TASK DETAILS:
Examine the entries and show every line in which the word "Green" is found.

AVAILABLE DATA:
########################################

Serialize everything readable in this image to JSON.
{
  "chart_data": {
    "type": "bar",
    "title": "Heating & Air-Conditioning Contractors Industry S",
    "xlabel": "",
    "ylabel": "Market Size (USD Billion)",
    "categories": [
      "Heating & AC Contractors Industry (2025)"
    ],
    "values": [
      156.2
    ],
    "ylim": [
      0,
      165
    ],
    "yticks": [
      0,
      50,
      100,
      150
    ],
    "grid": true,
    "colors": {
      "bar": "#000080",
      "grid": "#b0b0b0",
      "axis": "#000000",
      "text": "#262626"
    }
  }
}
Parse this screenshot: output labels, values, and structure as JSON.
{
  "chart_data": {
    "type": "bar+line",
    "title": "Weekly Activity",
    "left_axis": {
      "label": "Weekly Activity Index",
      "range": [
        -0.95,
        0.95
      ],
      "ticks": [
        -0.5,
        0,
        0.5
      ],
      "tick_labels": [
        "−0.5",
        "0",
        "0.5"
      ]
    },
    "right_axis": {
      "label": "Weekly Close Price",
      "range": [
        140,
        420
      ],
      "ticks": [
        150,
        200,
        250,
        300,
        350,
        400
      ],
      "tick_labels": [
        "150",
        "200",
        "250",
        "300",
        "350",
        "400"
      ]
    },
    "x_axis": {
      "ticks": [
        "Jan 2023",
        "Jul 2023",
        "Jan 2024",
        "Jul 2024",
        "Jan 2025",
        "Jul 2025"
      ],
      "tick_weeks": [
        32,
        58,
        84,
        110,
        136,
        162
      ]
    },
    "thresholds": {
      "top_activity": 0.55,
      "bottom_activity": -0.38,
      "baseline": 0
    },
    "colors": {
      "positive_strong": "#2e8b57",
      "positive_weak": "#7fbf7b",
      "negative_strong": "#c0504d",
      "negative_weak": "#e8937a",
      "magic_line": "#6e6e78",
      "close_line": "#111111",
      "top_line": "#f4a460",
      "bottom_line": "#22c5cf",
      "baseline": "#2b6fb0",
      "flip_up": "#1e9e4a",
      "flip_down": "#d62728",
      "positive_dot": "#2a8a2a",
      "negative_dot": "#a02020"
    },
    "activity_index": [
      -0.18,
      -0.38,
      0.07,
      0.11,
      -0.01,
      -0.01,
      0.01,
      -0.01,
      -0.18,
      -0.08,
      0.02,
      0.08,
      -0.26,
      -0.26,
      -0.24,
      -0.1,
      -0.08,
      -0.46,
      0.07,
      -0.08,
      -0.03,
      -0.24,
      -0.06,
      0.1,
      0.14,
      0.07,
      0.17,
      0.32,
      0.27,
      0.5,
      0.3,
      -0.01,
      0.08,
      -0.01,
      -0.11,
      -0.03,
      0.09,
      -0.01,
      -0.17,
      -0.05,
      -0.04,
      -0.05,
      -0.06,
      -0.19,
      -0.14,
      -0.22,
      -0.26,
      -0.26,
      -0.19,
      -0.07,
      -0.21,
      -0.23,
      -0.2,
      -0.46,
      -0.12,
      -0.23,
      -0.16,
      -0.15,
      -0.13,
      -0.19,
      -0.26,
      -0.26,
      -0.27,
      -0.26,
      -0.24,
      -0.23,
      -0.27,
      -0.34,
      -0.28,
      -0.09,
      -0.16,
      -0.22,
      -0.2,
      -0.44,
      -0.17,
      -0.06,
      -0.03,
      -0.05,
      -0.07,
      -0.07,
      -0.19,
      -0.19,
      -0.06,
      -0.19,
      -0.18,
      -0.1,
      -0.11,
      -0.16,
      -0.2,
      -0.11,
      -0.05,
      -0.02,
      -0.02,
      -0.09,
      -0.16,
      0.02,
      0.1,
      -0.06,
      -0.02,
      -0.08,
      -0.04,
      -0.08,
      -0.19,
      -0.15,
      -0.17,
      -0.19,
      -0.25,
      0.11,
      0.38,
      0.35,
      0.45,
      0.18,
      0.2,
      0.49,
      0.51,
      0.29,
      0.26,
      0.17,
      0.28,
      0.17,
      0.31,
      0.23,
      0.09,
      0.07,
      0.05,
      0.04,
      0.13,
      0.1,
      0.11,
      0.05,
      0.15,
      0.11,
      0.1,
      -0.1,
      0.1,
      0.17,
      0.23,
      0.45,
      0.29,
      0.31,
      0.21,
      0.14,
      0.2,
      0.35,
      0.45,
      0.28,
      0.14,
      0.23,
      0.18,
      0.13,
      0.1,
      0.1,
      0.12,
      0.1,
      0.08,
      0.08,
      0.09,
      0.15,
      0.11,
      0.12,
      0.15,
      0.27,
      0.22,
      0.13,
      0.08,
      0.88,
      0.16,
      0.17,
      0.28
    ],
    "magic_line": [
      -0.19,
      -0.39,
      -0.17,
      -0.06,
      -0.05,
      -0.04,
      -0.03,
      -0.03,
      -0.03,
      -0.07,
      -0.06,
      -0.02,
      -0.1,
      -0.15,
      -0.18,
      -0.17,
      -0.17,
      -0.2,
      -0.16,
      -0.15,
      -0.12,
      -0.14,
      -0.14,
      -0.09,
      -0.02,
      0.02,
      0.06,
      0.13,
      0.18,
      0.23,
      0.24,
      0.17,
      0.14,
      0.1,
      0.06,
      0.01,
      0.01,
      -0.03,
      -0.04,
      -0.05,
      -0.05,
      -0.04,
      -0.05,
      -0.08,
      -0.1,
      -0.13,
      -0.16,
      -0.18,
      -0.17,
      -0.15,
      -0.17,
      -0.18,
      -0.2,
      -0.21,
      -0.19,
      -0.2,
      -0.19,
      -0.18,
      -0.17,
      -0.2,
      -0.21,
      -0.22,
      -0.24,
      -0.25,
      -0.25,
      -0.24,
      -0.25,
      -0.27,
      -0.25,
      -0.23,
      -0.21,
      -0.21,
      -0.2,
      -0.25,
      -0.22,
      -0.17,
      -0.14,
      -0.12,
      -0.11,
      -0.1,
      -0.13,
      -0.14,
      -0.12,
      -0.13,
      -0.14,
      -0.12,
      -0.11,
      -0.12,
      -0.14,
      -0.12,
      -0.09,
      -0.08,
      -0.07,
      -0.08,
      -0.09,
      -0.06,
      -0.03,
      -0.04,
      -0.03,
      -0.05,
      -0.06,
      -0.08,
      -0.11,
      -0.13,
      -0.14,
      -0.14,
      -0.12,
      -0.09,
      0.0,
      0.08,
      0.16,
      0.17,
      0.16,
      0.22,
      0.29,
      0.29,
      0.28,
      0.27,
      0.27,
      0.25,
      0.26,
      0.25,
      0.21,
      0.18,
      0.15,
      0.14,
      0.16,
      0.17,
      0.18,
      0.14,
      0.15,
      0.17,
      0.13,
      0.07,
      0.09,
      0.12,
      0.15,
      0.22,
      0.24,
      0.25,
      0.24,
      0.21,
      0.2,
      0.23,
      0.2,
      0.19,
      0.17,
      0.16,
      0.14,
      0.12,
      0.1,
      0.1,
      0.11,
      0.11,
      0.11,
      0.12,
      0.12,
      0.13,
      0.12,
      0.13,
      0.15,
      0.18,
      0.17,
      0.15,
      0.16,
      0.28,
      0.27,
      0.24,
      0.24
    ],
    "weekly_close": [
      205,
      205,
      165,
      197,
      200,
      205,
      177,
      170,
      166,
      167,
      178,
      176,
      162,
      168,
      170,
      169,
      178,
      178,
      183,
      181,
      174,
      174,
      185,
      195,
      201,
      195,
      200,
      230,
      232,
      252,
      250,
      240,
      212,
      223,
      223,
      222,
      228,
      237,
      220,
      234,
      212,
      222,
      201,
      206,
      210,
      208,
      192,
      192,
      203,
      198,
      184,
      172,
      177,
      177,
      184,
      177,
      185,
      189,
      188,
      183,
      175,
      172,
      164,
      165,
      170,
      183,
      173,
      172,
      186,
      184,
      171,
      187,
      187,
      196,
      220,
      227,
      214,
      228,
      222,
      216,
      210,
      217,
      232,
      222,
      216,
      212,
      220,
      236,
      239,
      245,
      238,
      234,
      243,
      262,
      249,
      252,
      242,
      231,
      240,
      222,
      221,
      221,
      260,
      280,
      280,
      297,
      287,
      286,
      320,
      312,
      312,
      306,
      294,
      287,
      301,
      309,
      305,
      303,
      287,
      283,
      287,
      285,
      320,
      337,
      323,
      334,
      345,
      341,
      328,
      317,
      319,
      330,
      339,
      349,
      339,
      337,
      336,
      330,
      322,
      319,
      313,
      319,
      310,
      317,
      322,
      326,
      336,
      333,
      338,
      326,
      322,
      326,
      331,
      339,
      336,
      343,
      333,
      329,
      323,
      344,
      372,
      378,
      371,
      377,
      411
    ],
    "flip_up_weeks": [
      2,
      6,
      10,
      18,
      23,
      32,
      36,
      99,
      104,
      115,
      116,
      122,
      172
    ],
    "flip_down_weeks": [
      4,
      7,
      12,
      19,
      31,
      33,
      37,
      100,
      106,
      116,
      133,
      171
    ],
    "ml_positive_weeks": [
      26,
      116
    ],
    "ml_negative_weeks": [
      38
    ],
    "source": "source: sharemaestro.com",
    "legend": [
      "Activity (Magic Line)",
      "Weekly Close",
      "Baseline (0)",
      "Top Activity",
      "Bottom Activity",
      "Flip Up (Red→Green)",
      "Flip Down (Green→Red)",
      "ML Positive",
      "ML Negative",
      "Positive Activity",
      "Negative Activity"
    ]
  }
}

########################################

ANSWER TO THIS EXERCISE:
      "Flip Up (Red→Green)",
      "Flip Down (Green→Red)",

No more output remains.